--- Start SUPPLIED INFORMATION ---

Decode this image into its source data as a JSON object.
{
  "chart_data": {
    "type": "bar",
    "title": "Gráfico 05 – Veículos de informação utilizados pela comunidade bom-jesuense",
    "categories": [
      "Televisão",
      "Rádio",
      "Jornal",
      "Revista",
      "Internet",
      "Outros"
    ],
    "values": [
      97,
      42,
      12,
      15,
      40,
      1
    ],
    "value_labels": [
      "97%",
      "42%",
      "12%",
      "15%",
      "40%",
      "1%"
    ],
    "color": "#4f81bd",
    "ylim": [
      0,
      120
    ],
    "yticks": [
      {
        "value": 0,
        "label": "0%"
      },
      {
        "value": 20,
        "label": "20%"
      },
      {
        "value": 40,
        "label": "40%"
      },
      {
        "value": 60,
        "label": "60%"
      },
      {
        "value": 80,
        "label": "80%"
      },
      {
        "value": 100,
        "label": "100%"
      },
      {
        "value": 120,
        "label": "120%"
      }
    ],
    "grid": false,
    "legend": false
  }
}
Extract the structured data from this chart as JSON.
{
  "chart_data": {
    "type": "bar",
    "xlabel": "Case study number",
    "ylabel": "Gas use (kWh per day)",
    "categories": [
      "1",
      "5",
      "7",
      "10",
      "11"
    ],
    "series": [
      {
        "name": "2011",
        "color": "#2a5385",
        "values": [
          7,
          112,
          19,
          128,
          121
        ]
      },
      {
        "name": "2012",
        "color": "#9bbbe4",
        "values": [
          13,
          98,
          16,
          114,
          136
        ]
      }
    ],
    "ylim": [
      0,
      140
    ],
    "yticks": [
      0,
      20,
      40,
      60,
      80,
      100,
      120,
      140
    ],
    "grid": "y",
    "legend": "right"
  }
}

--- End SUPPLIED INFORMATION ---

→ WHAT YOU HAVE TO DO
Every line from the one containing "Extract the structured" through the end of the data must be repeated exactly, and no other line.

→ CORRECT OUTPUT
Extract the structured data from this chart as JSON.
{
  "chart_data": {
    "type": "bar",
    "xlabel": "Case study number",
    "ylabel": "Gas use (kWh per day)",
    "categories": [
      "1",
      "5",
      "7",
      "10",
      "11"
    ],
    "series": [
      {
        "name": "2011",
        "color": "#2a5385",
        "values": [
          7,
          112,
          19,
          128,
          121
        ]
      },
      {
        "name": "2012",
        "color": "#9bbbe4",
        "values": [
          13,
          98,
          16,
          114,
          136
        ]
      }
    ],
    "ylim": [
      0,
      140
    ],
    "yticks": [
      0,
      20,
      40,
      60,
      80,
      100,
      120,
      140
    ],
    "grid": "y",
    "legend": "right"
  }
}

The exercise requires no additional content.